Repeat all the material exactly; pictures stay out of your copy.
· · · · · · ·
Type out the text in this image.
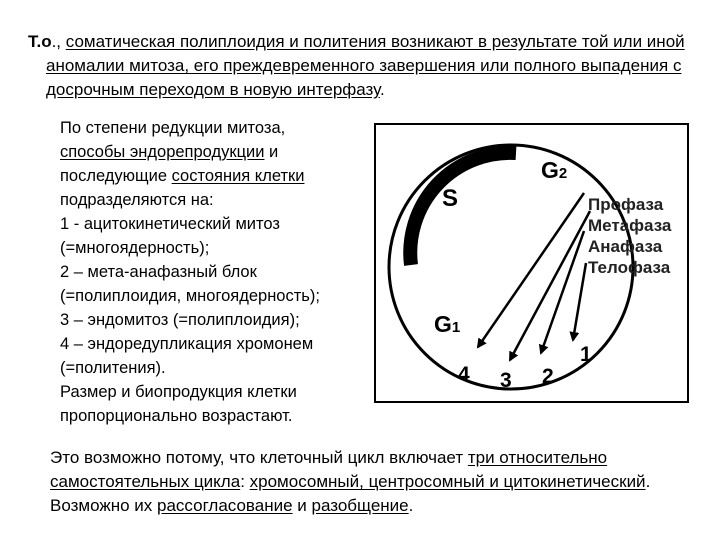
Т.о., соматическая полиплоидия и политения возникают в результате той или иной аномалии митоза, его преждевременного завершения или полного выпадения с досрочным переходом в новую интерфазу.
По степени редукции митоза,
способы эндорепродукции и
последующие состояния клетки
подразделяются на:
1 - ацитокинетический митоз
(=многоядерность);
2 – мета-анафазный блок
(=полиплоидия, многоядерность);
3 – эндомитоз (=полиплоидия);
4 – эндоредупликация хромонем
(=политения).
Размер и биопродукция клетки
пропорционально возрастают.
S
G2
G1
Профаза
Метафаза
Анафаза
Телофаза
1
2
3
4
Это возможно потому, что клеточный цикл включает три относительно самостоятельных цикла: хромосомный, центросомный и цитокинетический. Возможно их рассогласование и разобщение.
· · · · · · ·
*Solution to the exercise*:
Type out the text in this image.
Т.о., соматическая полиплоидия и политения возникают в результате той или иной аномалии митоза, его преждевременного завершения или полного выпадения с досрочным переходом в новую интерфазу.
По степени редукции митоза,
способы эндорепродукции и
последующие состояния клетки
подразделяются на:
1 - ацитокинетический митоз
(=многоядерность);
2 – мета-анафазный блок
(=полиплоидия, многоядерность);
3 – эндомитоз (=полиплоидия);
4 – эндоредупликация хромонем
(=политения).
Размер и биопродукция клетки
пропорционально возрастают.
S
G2
G1
Профаза
Метафаза
Анафаза
Телофаза
1
2
3
4
Это возможно потому, что клеточный цикл включает три относительно самостоятельных цикла: хромосомный, центросомный и цитокинетический. Возможно их рассогласование и разобщение.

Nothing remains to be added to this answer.